(Stored records)
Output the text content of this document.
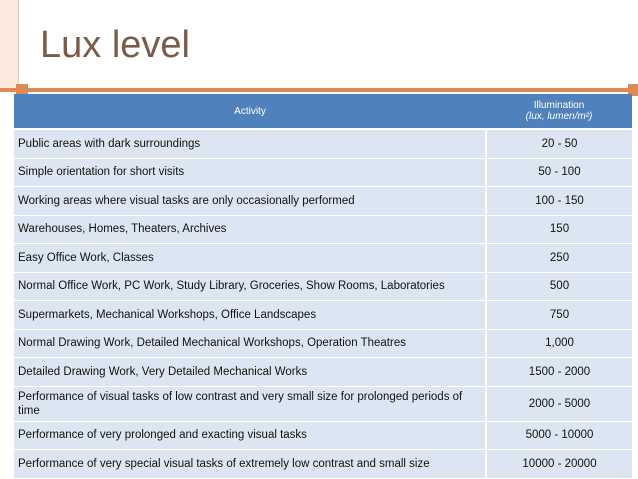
Lux level
Activity	Illumination
(lux, lumen/m²)

Public areas with dark surroundings	20 - 50
Simple orientation for short visits	50 - 100
Working areas where visual tasks are only occasionally performed	100 - 150
Warehouses, Homes, Theaters, Archives	150
Easy Office Work, Classes	250
Normal Office Work, PC Work, Study Library, Groceries, Show Rooms, Laboratories	500
Supermarkets, Mechanical Workshops, Office Landscapes	750
Normal Drawing Work, Detailed Mechanical Workshops, Operation Theatres	1,000
Detailed Drawing Work, Very Detailed Mechanical Works	1500 - 2000
Performance of visual tasks of low contrast and very small size for prolonged periods of time	2000 - 5000
Performance of very prolonged and exacting visual tasks	5000 - 10000
Performance of very special visual tasks of extremely low contrast and small size	10000 - 20000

## PROBLEM TO SOLVE
Make an exact copy of the data above, pictures excluded.

## REPLY TO THE EXERCISE
Output the text content of this document.
Lux level
Activity	Illumination
(lux, lumen/m²)

Public areas with dark surroundings	20 - 50
Simple orientation for short visits	50 - 100
Working areas where visual tasks are only occasionally performed	100 - 150
Warehouses, Homes, Theaters, Archives	150
Easy Office Work, Classes	250
Normal Office Work, PC Work, Study Library, Groceries, Show Rooms, Laboratories	500
Supermarkets, Mechanical Workshops, Office Landscapes	750
Normal Drawing Work, Detailed Mechanical Workshops, Operation Theatres	1,000
Detailed Drawing Work, Very Detailed Mechanical Works	1500 - 2000
Performance of visual tasks of low contrast and very small size for prolonged periods of time	2000 - 5000
Performance of very prolonged and exacting visual tasks	5000 - 10000
Performance of very special visual tasks of extremely low contrast and small size	10000 - 20000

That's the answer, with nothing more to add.